> **OBJECTIF VISÉ**: Recopiez fidèlement, dans l'extrait choisi ci-dessous, le passage qui s'ouvre sur les mots contenant « M. Colettis ne » et se clôt sur « d'avancer d'un jour. ».

M. Colettis ne voulait ni courir le risque de s'user dans le premier ministère chargé de faire le premier essai de la constitution, ni contracter une longue et intime alliance avec M. Maurocordato, le client de l'Angleterre, de la puissance la plus favorable à la Turquie et la plus contraire à l'agrandissement de la Grèce. Dans son patriotique orgueil, il se réservait pour un avenir infiniment plus éloigné qu'il ne le pensait, et qu'il n'était pas en état d'avancer d'un jour.

M. Maurocordato hésitait beaucoup à se charger seul du pouvoir. Il alla demander à M. Piscatory s'il pouvait compter sur le concours de la légation française. M. Piscatory lui en donna l'assurance. Le cabinet fut formé. Quelques jours après, M. Maurocordato m'écrivit pour m'expliquer son acceptation et réclamer de nouveau mon appui qu'une fois déjà je lui avais prêté. Je le lui promis. M. Piscatory s'employa efficacement à obtenir de M. Colettis la promesse de ne point attaquer le nouveau cabinet: «Après une première lettre amère à Maurocordato, m'écrivait-il[84], il lui en a adressé une très-bonne et je suis certain qu'il tiendra parole. Je le vois tous les jours, et toujours à l'oeuvre pour contenir ses vieux amis exclusifs, rancuniers, voulant tout pour eux et disant, avec un grand étonnement de n'être pas crus:—Nous sommes la France; les autres sont l'Angleterre.—C'est là une stupidité avec laquelle il fallait en finir. Ce ne pouvait être que par un coup d'éclat. J'en ai accepté la responsabilité, et je ne m'en repens pas, toujours à condition que ce ne sera pas, pour vous, une difficulté.»

[Note 84: Le 15 avril 1844.]

Ce n'était pas à Londres que la difficulté pouvait naître. La satisfaction y fut grande; «Les nouvelles de Grèce ont fait ici merveille, m'écrivit M. de Sainte-Aulaire[85]; la conduite de M. Piscatory est fort appréciée. Après avoir lu son rapport du 10 avril, lord Aberdeen m'a prié de le lui laisser, et il l'a envoyé à sir Robert Peel avec ces mots:—Voilà à quoi sert l'entente.—Sir Robert Peel le lui a renvoyé en disant qu'il en était charmé «et que cette conduite de notre ministre à Athènes ranimait un peu ses espérances pour l'Espagne.»

> **LIGNES DE DONNÉES**:

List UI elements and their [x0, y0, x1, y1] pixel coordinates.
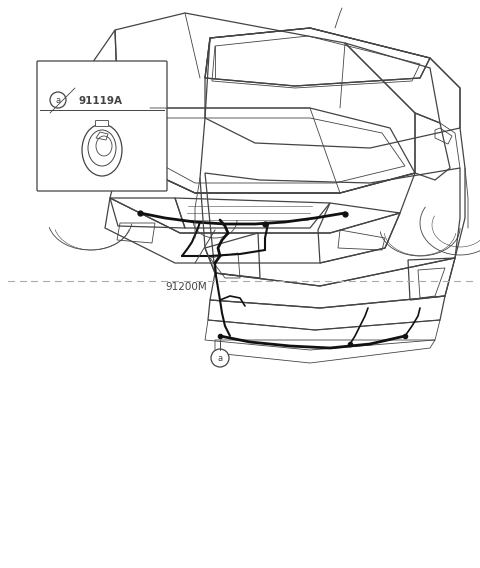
Circle shape [50, 92, 66, 108]
Text: 91200M: 91200M [165, 282, 207, 292]
FancyBboxPatch shape [96, 120, 108, 127]
FancyBboxPatch shape [37, 61, 167, 191]
Circle shape [211, 349, 229, 367]
Text: 91119A: 91119A [78, 96, 122, 106]
Text: a: a [55, 95, 60, 105]
Text: a: a [217, 353, 223, 362]
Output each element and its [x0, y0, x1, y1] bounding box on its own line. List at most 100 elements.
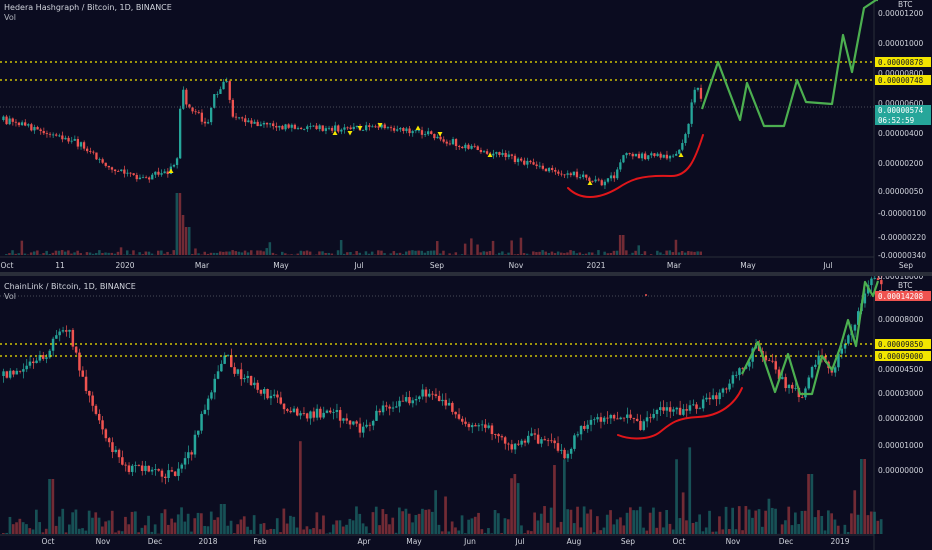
chart-pane-hbar-btc[interactable]: 0.00001200 0.00001000 0.00000800 0.00000600… [0, 0, 932, 272]
candle-body [64, 137, 67, 140]
time-tick-label: Dec [779, 537, 794, 546]
volume-bar [556, 527, 560, 534]
candle-body [408, 128, 411, 134]
candle-body [349, 127, 352, 130]
candle-body [695, 404, 698, 409]
volume-bar [188, 227, 191, 255]
candle-body [566, 173, 569, 175]
volume-bar [322, 515, 325, 534]
link-btc-chart[interactable]: 0.000160000.000120000.000080000.00006000… [0, 276, 932, 550]
volume-label[interactable]: Vol [4, 292, 16, 301]
candle-body [324, 128, 327, 131]
price-tick-label: 0.00000400 [878, 129, 924, 138]
volume-bar [57, 250, 61, 255]
candle-body [692, 404, 695, 406]
volume-label[interactable]: Vol [4, 13, 16, 22]
candle-body [527, 435, 530, 443]
volume-bar [677, 252, 681, 255]
candle-body [231, 99, 234, 117]
candle-body [216, 371, 220, 379]
candle-body [200, 413, 203, 431]
candle-body [553, 440, 556, 444]
volume-bar [553, 253, 557, 255]
volume-bar [45, 250, 48, 255]
volume-bar [704, 527, 708, 534]
volume-bar [20, 240, 24, 255]
volume-bar [11, 250, 14, 255]
volume-bar [383, 253, 386, 255]
candle-body [35, 360, 38, 364]
volume-bar [120, 531, 124, 534]
candle-body [45, 357, 48, 359]
candle-body [98, 413, 101, 421]
candle-body [281, 125, 284, 130]
candle-body [104, 429, 108, 439]
volume-bar [454, 527, 457, 534]
candle-body [602, 417, 606, 422]
candle-body [140, 465, 144, 471]
candle-body [550, 440, 553, 442]
time-tick-label: 2019 [830, 537, 849, 546]
volume-bar [662, 254, 665, 255]
volume-bar [157, 250, 160, 255]
volume-bar [370, 251, 374, 255]
candle-body [699, 87, 703, 99]
candle-body [107, 438, 111, 443]
candle-body [520, 158, 523, 161]
volume-bar [721, 529, 725, 534]
candle-body [485, 151, 489, 154]
volume-bar [543, 506, 546, 534]
candle-body [183, 458, 187, 465]
volume-bar [784, 520, 787, 534]
volume-bar [48, 253, 51, 255]
candle-body [2, 116, 5, 120]
symbol-title[interactable]: Hedera Hashgraph / Bitcoin, 1D, BINANCE [4, 3, 172, 12]
volume-bar [127, 524, 131, 534]
volume-bar [747, 509, 751, 534]
hbar-btc-chart[interactable]: 0.00001200 0.00001000 0.00000800 0.00000600… [0, 0, 932, 272]
candle-body [114, 449, 117, 453]
volume-bar [61, 508, 65, 534]
candle-body [157, 469, 160, 471]
volume-bar [810, 474, 814, 534]
candle-body [837, 353, 840, 368]
pane-divider[interactable] [0, 272, 932, 276]
volume-series [2, 441, 883, 534]
candle-body [444, 399, 447, 406]
candle-body [448, 143, 451, 145]
candle-body [423, 134, 427, 136]
level-price-tag-label: 0.00000878 [878, 58, 924, 67]
volume-bar [606, 253, 609, 255]
candle-body [210, 107, 213, 123]
candle-body [414, 130, 417, 132]
volume-bar [513, 474, 517, 534]
candle-body [292, 408, 296, 413]
volume-bar [603, 251, 606, 255]
candle-body [738, 368, 741, 375]
volume-bar [879, 519, 883, 534]
volume-bar [196, 512, 200, 534]
candle-body [408, 397, 411, 404]
chart-pane-link-btc[interactable]: 0.000160000.000120000.000080000.00006000… [0, 276, 932, 550]
candle-body [546, 440, 550, 442]
candle-body [535, 164, 538, 166]
volume-bar [761, 526, 764, 534]
volume-bar [153, 524, 157, 534]
volume-bar [150, 253, 154, 255]
candle-body [32, 361, 35, 364]
volume-bar [477, 512, 480, 534]
candle-body [503, 437, 507, 444]
candle-body [591, 180, 594, 182]
candle-body [402, 128, 405, 132]
candle-body [814, 364, 817, 367]
symbol-title[interactable]: ChainLink / Bitcoin, 1D, BINANCE [4, 282, 136, 291]
volume-bar [394, 532, 398, 534]
volume-bar [330, 253, 334, 255]
candle-body [800, 397, 804, 398]
candle-body [71, 329, 75, 347]
volume-bar [209, 252, 213, 255]
volume-bar [671, 252, 675, 255]
candle-body [241, 117, 244, 119]
support-curve-drawing [617, 387, 743, 440]
candle-body [575, 171, 579, 178]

> **RÉPONSE COMPLÈTE**:
M. Colettis ne voulait ni courir le risque de s'user dans le premier ministère chargé de faire le premier essai de la constitution, ni contracter une longue et intime alliance avec M. Maurocordato, le client de l'Angleterre, de la puissance la plus favorable à la Turquie et la plus contraire à l'agrandissement de la Grèce. Dans son patriotique orgueil, il se réservait pour un avenir infiniment plus éloigné qu'il ne le pensait, et qu'il n'était pas en état d'avancer d'un jour.